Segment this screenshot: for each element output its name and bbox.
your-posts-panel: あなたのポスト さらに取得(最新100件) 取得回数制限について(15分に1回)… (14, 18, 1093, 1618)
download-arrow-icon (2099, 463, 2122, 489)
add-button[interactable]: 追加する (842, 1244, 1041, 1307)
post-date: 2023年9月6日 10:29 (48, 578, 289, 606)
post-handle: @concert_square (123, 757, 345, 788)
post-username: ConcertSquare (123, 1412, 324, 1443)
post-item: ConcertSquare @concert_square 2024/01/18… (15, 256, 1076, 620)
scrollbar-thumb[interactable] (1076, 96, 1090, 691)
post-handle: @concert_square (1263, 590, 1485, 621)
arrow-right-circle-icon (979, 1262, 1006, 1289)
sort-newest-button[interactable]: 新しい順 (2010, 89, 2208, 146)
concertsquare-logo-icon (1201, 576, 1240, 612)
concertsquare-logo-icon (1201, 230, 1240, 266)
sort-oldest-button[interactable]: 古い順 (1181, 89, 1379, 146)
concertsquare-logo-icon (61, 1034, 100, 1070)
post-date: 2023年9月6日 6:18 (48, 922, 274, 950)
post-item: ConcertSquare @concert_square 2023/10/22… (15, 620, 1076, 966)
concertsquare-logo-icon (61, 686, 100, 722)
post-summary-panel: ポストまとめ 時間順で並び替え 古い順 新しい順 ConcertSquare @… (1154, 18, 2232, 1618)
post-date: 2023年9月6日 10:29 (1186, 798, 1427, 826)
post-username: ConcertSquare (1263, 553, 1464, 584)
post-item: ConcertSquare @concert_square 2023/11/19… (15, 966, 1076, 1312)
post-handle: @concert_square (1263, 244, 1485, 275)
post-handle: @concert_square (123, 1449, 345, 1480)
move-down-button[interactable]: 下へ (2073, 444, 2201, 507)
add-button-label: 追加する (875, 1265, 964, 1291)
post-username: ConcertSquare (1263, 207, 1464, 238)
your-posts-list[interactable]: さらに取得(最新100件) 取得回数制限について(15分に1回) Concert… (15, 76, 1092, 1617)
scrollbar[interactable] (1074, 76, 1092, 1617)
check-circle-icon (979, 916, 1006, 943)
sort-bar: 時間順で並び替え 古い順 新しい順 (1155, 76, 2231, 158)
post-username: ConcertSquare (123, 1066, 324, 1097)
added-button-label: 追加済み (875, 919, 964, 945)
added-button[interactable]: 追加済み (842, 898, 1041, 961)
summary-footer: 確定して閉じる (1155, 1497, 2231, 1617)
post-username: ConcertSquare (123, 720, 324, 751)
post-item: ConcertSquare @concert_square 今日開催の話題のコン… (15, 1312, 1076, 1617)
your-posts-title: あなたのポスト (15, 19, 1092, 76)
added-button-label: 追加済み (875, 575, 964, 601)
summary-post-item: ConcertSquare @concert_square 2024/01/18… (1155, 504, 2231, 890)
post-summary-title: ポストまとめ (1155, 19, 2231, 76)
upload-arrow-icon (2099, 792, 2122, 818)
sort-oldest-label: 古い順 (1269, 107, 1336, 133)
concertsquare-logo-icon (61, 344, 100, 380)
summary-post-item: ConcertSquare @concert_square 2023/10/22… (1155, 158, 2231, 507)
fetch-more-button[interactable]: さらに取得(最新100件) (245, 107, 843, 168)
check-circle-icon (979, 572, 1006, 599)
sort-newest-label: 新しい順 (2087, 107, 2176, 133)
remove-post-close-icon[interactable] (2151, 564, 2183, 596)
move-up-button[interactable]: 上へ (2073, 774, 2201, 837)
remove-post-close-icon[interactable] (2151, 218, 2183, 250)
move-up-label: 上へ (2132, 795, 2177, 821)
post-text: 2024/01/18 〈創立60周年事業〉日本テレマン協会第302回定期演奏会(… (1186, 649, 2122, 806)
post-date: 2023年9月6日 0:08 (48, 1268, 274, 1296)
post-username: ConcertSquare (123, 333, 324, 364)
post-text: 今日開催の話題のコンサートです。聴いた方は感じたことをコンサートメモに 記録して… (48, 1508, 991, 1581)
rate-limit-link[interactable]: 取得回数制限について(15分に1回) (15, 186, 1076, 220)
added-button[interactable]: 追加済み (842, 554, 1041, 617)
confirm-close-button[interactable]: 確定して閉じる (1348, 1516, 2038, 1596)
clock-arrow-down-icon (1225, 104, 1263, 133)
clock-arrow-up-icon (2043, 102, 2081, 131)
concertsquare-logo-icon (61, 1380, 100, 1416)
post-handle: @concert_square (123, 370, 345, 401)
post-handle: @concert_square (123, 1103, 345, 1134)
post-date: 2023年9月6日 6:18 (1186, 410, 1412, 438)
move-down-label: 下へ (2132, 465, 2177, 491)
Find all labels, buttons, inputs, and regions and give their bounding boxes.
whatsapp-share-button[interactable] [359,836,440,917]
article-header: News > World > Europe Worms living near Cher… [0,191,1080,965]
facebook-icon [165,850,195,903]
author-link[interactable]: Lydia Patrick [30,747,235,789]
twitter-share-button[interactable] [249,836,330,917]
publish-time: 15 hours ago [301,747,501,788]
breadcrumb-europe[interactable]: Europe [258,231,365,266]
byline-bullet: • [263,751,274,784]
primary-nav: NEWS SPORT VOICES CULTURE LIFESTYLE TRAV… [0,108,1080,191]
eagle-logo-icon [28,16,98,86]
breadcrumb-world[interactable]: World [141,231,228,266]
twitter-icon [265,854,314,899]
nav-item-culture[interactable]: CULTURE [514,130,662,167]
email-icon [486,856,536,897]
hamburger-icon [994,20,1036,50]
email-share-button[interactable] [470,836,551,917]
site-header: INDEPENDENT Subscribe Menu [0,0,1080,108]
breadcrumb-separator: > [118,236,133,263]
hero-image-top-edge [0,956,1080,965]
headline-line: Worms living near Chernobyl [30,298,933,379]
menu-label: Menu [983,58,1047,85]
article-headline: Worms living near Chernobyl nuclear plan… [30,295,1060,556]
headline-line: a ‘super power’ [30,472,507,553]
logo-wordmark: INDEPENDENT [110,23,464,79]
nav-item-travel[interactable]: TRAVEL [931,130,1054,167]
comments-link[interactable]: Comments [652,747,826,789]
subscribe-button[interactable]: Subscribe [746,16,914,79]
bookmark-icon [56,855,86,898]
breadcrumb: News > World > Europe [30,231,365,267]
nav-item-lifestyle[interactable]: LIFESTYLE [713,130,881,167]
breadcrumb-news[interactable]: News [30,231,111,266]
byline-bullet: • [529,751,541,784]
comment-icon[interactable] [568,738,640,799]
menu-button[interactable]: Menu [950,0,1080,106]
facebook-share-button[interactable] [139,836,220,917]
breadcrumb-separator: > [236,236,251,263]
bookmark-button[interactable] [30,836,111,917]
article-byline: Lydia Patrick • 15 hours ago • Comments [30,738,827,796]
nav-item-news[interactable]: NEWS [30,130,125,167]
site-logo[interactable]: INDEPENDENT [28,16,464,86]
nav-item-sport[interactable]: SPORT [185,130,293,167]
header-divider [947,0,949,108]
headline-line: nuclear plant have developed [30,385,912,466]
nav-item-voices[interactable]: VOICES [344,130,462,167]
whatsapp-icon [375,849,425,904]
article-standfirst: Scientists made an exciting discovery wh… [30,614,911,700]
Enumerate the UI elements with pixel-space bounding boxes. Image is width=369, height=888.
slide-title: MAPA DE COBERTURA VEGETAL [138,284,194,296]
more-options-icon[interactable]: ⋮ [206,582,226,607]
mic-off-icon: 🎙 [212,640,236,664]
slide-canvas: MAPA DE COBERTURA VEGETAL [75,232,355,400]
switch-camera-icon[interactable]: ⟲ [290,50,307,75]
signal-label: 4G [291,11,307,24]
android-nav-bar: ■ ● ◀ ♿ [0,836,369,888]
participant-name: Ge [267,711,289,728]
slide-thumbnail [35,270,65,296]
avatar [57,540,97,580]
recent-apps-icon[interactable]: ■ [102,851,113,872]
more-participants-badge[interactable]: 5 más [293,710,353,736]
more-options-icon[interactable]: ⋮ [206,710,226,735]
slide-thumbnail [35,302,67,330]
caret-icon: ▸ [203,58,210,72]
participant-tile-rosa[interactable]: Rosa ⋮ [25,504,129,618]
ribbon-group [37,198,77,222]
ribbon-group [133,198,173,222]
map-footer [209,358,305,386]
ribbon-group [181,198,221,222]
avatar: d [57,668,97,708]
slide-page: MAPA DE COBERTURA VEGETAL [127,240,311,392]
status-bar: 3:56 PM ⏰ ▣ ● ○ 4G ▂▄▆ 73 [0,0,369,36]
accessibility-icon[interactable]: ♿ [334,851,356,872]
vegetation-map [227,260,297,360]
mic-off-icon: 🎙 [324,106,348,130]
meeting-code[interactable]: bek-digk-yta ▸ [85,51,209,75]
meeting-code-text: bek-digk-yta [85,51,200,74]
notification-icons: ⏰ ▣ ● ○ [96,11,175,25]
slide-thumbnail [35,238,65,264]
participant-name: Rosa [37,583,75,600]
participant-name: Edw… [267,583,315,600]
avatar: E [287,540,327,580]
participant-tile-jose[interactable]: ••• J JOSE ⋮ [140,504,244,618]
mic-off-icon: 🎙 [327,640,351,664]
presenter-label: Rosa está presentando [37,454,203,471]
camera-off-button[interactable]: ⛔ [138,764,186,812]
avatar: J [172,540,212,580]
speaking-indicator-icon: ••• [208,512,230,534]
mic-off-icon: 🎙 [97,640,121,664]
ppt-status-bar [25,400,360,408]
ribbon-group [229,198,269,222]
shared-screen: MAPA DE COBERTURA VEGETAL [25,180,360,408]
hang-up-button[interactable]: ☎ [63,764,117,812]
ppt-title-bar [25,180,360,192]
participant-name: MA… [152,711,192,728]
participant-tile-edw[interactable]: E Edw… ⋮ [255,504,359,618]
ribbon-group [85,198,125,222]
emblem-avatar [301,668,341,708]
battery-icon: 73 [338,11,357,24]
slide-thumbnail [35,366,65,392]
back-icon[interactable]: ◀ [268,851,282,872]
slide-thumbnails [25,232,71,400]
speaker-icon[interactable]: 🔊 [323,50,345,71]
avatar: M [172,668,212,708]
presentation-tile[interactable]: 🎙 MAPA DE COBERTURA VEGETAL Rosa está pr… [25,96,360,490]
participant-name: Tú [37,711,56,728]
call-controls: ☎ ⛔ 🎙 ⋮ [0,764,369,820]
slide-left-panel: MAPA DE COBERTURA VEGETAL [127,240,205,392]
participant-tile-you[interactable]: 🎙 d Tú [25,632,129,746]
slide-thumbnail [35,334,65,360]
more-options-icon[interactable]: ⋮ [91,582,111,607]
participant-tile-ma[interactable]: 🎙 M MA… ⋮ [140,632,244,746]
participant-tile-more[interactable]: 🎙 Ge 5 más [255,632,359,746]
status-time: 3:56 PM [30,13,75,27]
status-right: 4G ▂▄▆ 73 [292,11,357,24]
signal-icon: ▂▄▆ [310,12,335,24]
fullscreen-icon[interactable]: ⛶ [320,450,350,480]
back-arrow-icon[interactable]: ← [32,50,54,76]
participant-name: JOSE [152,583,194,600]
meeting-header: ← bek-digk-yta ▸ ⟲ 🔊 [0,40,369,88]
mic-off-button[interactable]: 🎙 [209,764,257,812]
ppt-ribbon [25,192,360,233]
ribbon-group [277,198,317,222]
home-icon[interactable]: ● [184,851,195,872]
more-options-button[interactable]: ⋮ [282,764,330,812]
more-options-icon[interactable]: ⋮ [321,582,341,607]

+===+

WHAT THE EXERCISE ASKS: Reproduce the records verbatim, beginning at the start of the records and continuing through the line containing "concertsquare-logo-icon (61, 1034, 100, 1070)", including that line.

OUTPUT OF THE TASK:
Segment this screenshot: for each element output its name and bbox.
your-posts-panel: あなたのポスト さらに取得(最新100件) 取得回数制限について(15分に1回)… (14, 18, 1093, 1618)
download-arrow-icon (2099, 463, 2122, 489)
add-button[interactable]: 追加する (842, 1244, 1041, 1307)
post-date: 2023年9月6日 10:29 (48, 578, 289, 606)
post-handle: @concert_square (123, 757, 345, 788)
post-username: ConcertSquare (123, 1412, 324, 1443)
post-item: ConcertSquare @concert_square 2024/01/18… (15, 256, 1076, 620)
scrollbar-thumb[interactable] (1076, 96, 1090, 691)
post-handle: @concert_square (1263, 590, 1485, 621)
arrow-right-circle-icon (979, 1262, 1006, 1289)
sort-newest-button[interactable]: 新しい順 (2010, 89, 2208, 146)
concertsquare-logo-icon (1201, 576, 1240, 612)
concertsquare-logo-icon (1201, 230, 1240, 266)
sort-oldest-button[interactable]: 古い順 (1181, 89, 1379, 146)
concertsquare-logo-icon (61, 1034, 100, 1070)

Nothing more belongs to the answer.